* SET PROBLEM *
Filter the records below down to lines containing "circle".

* DATA TO USE *
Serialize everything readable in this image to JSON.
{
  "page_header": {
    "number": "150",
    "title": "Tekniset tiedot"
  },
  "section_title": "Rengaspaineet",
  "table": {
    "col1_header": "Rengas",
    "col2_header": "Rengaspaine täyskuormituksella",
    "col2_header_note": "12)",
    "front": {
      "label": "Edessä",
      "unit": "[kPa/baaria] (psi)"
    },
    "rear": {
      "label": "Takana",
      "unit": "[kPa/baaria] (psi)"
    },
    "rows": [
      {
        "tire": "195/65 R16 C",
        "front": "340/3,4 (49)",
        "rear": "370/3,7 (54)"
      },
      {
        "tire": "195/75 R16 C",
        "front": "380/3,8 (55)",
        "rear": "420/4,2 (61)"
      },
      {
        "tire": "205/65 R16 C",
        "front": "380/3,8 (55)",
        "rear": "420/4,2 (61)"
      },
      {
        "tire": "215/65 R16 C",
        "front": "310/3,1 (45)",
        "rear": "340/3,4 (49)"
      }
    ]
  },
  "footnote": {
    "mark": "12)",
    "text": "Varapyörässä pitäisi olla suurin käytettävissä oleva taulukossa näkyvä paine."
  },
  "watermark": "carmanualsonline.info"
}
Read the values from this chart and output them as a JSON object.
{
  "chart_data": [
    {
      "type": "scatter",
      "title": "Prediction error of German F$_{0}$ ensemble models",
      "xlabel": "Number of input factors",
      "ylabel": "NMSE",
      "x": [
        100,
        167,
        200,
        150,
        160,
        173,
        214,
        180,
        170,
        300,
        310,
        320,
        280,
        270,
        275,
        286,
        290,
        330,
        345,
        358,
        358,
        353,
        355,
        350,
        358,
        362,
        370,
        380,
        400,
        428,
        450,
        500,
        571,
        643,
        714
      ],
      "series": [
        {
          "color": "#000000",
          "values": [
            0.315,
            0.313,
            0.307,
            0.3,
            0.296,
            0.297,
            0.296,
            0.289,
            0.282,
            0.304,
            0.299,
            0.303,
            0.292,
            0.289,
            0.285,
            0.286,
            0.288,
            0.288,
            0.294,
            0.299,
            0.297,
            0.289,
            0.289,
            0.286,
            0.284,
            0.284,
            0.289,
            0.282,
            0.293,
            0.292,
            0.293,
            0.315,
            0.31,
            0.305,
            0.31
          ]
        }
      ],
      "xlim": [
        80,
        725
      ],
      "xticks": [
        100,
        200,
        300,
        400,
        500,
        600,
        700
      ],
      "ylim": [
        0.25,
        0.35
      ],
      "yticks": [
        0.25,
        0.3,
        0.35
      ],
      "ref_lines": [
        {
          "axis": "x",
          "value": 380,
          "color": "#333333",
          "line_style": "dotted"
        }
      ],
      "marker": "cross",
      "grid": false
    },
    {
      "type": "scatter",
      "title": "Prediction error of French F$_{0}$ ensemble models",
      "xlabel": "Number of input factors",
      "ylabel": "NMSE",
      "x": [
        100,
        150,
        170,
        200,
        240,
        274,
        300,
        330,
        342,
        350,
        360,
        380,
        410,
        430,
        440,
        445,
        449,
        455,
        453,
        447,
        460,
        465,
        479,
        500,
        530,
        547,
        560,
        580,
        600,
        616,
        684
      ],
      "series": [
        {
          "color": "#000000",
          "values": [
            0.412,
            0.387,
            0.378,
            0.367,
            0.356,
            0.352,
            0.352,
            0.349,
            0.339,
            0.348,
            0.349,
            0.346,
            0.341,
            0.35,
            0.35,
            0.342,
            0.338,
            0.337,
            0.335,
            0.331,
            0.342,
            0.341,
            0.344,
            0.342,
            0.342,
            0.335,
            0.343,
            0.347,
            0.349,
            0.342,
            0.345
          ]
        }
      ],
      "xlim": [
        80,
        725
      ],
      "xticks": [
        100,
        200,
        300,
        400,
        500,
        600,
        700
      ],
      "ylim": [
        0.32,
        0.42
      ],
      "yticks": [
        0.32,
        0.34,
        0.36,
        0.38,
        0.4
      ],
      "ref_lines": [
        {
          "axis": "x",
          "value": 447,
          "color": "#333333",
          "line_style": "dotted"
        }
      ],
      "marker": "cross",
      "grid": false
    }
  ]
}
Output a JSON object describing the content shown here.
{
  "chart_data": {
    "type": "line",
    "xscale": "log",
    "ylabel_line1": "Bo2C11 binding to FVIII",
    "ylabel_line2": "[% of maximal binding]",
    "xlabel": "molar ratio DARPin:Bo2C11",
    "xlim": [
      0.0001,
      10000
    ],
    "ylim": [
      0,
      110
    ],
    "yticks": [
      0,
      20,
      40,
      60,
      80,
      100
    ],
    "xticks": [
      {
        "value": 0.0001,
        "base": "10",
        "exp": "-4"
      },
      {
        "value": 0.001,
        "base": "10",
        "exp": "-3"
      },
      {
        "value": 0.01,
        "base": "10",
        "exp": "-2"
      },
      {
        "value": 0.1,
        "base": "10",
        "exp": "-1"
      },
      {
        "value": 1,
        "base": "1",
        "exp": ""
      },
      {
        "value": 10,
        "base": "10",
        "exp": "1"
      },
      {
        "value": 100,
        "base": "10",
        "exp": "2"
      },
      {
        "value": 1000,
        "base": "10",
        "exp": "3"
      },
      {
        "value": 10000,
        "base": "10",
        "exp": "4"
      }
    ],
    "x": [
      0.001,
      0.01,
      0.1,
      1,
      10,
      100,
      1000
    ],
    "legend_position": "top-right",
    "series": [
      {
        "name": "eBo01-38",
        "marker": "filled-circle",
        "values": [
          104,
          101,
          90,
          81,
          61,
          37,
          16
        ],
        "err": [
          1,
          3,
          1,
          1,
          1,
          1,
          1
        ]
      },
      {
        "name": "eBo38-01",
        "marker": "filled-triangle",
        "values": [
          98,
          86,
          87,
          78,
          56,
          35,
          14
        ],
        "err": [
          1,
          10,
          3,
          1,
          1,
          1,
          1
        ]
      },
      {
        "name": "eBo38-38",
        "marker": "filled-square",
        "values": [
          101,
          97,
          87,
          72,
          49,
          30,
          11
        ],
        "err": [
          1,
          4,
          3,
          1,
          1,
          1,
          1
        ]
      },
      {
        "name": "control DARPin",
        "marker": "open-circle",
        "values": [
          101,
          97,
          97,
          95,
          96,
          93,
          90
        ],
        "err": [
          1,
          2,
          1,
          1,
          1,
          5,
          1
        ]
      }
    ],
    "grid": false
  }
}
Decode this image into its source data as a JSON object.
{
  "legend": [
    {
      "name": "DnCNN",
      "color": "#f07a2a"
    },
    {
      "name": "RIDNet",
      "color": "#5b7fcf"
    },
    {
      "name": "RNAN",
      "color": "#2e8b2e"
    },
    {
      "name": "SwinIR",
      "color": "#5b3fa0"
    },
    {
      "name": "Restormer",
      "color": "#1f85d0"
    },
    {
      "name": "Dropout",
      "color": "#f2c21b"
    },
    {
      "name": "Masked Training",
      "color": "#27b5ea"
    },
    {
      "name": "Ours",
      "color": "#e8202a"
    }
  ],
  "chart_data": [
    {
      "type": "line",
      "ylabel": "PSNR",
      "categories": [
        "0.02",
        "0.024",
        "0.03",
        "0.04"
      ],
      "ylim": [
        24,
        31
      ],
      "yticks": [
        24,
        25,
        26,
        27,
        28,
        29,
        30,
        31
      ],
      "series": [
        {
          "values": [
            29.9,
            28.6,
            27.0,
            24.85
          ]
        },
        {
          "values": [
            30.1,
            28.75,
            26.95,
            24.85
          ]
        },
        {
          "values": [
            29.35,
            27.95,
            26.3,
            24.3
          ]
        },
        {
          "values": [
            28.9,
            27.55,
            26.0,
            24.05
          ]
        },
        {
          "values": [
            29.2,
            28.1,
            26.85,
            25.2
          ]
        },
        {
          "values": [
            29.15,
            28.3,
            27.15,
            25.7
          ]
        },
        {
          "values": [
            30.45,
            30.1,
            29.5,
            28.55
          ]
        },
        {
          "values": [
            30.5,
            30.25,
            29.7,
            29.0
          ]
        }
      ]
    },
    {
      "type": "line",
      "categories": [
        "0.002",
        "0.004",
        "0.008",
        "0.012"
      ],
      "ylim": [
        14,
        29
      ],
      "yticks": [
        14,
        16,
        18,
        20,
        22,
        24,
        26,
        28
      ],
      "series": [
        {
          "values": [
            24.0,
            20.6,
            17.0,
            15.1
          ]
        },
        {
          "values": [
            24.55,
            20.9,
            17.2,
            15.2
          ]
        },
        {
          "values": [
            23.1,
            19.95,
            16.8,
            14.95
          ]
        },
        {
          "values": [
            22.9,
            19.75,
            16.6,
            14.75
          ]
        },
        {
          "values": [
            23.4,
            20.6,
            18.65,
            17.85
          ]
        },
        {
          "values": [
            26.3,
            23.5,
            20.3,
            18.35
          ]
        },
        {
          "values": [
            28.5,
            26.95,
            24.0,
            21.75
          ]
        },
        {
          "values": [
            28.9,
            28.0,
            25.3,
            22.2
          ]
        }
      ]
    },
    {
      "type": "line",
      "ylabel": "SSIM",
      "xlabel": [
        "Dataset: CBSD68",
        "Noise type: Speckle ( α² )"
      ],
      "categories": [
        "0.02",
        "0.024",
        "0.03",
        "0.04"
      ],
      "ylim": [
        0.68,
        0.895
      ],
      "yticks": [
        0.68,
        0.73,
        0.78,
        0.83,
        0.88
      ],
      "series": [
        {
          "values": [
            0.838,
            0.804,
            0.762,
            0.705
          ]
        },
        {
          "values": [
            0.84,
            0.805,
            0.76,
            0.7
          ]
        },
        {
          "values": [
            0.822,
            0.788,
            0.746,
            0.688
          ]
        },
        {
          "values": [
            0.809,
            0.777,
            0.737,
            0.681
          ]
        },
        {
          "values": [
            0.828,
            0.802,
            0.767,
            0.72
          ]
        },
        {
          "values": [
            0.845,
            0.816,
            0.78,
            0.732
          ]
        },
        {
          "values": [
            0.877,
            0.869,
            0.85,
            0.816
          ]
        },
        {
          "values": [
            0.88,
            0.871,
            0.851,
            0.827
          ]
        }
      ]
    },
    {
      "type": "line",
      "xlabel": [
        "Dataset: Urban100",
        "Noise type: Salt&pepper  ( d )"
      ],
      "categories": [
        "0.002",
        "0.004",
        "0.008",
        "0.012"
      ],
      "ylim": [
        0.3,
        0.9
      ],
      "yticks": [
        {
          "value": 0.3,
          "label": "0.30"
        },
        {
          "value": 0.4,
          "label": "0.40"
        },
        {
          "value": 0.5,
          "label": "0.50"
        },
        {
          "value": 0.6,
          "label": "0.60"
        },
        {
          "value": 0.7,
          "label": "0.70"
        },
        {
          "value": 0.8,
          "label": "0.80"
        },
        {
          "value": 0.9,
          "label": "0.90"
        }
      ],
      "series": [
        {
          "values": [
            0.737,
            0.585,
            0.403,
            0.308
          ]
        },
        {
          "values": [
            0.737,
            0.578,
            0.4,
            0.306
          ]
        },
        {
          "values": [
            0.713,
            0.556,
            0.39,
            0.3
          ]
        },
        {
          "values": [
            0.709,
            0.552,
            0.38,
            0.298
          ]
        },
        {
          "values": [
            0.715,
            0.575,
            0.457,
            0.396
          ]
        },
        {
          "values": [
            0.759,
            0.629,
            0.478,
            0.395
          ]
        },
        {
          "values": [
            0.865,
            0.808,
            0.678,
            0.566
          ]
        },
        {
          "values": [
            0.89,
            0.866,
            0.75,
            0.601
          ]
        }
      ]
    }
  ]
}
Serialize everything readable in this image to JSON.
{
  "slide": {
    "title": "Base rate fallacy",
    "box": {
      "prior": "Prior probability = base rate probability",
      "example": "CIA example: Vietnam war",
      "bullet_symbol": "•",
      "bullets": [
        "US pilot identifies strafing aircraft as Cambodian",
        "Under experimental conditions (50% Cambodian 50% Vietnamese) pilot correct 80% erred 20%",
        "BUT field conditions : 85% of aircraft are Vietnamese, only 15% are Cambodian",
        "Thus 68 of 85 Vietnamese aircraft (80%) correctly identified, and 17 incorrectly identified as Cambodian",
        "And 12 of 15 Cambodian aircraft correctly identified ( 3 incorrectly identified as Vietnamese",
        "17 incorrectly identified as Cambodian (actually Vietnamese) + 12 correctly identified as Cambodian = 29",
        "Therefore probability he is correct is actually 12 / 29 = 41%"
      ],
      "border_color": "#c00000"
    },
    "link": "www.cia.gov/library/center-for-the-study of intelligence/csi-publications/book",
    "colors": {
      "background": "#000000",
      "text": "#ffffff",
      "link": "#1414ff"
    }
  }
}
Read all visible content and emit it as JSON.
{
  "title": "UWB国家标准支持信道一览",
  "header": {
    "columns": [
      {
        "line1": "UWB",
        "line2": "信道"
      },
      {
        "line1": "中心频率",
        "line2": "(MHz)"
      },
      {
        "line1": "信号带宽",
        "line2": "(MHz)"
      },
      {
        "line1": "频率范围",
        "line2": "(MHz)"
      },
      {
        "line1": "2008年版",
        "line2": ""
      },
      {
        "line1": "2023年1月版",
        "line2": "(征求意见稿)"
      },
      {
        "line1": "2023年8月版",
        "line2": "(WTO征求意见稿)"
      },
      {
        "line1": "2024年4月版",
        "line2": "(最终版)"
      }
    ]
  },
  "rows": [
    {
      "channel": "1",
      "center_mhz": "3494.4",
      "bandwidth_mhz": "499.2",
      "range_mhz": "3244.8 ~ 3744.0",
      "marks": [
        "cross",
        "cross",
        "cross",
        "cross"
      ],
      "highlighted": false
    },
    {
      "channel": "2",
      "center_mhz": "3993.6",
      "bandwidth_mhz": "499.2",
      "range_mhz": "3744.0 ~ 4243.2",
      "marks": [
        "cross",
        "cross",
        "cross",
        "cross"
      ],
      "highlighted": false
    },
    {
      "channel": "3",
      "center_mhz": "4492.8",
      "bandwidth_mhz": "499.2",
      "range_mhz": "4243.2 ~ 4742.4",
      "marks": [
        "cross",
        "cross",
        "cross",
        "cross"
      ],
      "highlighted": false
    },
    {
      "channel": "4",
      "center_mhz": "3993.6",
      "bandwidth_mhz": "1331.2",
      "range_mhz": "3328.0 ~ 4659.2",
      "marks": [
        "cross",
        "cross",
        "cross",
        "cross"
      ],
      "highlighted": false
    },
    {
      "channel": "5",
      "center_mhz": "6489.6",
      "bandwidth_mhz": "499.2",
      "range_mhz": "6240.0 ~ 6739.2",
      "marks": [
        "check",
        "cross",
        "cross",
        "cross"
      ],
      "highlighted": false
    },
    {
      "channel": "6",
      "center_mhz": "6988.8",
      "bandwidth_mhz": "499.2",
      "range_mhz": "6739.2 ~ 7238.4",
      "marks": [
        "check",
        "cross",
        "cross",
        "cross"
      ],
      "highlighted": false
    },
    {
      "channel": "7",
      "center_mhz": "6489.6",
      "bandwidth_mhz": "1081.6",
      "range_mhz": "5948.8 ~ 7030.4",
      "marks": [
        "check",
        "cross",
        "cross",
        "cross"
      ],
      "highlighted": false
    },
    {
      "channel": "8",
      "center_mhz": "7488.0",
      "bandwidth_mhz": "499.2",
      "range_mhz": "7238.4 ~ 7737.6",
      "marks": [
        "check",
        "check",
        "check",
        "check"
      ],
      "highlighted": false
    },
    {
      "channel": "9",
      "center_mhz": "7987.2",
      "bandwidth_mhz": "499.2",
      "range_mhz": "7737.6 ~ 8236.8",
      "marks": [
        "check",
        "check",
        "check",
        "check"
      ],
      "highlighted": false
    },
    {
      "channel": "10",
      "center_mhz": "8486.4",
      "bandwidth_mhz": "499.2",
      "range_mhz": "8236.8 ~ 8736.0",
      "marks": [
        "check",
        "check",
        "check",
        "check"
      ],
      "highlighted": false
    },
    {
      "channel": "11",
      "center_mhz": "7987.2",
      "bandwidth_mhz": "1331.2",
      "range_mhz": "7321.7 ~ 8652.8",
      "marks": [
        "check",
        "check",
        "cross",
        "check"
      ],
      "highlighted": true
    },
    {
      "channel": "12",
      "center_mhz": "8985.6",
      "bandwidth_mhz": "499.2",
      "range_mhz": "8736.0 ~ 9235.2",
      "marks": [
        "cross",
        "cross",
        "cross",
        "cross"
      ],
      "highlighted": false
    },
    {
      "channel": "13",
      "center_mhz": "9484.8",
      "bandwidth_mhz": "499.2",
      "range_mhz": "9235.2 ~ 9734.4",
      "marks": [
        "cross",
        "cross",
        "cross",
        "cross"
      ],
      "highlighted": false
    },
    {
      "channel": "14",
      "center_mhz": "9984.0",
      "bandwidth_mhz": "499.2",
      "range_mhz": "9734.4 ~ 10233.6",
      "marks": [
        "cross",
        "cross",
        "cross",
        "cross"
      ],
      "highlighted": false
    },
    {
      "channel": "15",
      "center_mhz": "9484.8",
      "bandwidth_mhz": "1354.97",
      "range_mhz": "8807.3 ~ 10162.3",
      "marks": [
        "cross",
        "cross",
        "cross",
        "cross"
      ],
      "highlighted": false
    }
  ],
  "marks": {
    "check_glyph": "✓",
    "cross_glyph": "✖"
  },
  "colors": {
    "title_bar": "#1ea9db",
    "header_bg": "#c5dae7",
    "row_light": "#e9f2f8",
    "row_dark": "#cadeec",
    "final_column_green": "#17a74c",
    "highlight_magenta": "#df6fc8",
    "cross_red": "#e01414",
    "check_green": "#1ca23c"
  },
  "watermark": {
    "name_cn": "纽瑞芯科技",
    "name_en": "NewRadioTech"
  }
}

* RESPONSE TO THE TASK *
        "marker": "filled-circle",
        "marker": "open-circle",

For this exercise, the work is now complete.